→ **DIRECTIONS**: Reproduce the entire listing word for word.

→ **EXCERPTED DATA**:
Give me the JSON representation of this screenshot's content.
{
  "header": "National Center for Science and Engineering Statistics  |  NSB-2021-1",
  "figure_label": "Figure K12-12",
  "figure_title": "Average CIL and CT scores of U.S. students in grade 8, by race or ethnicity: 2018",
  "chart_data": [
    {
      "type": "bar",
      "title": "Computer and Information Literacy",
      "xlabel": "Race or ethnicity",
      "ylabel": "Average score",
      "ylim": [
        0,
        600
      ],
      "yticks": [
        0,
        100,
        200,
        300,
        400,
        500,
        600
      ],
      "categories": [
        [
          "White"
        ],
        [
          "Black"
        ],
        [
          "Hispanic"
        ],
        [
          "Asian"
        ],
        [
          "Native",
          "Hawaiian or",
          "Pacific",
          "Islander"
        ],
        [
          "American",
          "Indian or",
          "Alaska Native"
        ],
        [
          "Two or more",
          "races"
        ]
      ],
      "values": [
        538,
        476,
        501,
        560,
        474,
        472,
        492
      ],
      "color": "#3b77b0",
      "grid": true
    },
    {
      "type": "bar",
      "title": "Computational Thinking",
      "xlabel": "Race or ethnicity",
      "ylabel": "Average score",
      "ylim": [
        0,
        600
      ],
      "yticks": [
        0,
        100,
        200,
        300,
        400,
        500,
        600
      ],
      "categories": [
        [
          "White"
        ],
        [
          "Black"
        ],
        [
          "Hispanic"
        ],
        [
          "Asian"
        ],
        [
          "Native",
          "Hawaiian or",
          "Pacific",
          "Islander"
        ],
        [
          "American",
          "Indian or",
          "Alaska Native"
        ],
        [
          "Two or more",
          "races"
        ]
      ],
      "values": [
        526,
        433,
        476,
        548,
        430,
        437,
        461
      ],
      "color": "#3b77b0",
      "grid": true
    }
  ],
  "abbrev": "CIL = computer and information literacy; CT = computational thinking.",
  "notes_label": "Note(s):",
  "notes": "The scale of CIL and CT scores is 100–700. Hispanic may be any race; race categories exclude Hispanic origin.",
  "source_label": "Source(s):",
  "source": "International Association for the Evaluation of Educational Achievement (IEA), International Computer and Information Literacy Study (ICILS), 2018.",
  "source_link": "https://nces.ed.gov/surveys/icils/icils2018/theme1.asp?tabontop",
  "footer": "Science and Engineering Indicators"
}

→ **TASK ANSWER**:
Give me the JSON representation of this screenshot's content.
{
  "header": "National Center for Science and Engineering Statistics  |  NSB-2021-1",
  "figure_label": "Figure K12-12",
  "figure_title": "Average CIL and CT scores of U.S. students in grade 8, by race or ethnicity: 2018",
  "chart_data": [
    {
      "type": "bar",
      "title": "Computer and Information Literacy",
      "xlabel": "Race or ethnicity",
      "ylabel": "Average score",
      "ylim": [
        0,
        600
      ],
      "yticks": [
        0,
        100,
        200,
        300,
        400,
        500,
        600
      ],
      "categories": [
        [
          "White"
        ],
        [
          "Black"
        ],
        [
          "Hispanic"
        ],
        [
          "Asian"
        ],
        [
          "Native",
          "Hawaiian or",
          "Pacific",
          "Islander"
        ],
        [
          "American",
          "Indian or",
          "Alaska Native"
        ],
        [
          "Two or more",
          "races"
        ]
      ],
      "values": [
        538,
        476,
        501,
        560,
        474,
        472,
        492
      ],
      "color": "#3b77b0",
      "grid": true
    },
    {
      "type": "bar",
      "title": "Computational Thinking",
      "xlabel": "Race or ethnicity",
      "ylabel": "Average score",
      "ylim": [
        0,
        600
      ],
      "yticks": [
        0,
        100,
        200,
        300,
        400,
        500,
        600
      ],
      "categories": [
        [
          "White"
        ],
        [
          "Black"
        ],
        [
          "Hispanic"
        ],
        [
          "Asian"
        ],
        [
          "Native",
          "Hawaiian or",
          "Pacific",
          "Islander"
        ],
        [
          "American",
          "Indian or",
          "Alaska Native"
        ],
        [
          "Two or more",
          "races"
        ]
      ],
      "values": [
        526,
        433,
        476,
        548,
        430,
        437,
        461
      ],
      "color": "#3b77b0",
      "grid": true
    }
  ],
  "abbrev": "CIL = computer and information literacy; CT = computational thinking.",
  "notes_label": "Note(s):",
  "notes": "The scale of CIL and CT scores is 100–700. Hispanic may be any race; race categories exclude Hispanic origin.",
  "source_label": "Source(s):",
  "source": "International Association for the Evaluation of Educational Achievement (IEA), International Computer and Information Literacy Study (ICILS), 2018.",
  "source_link": "https://nces.ed.gov/surveys/icils/icils2018/theme1.asp?tabontop",
  "footer": "Science and Engineering Indicators"
}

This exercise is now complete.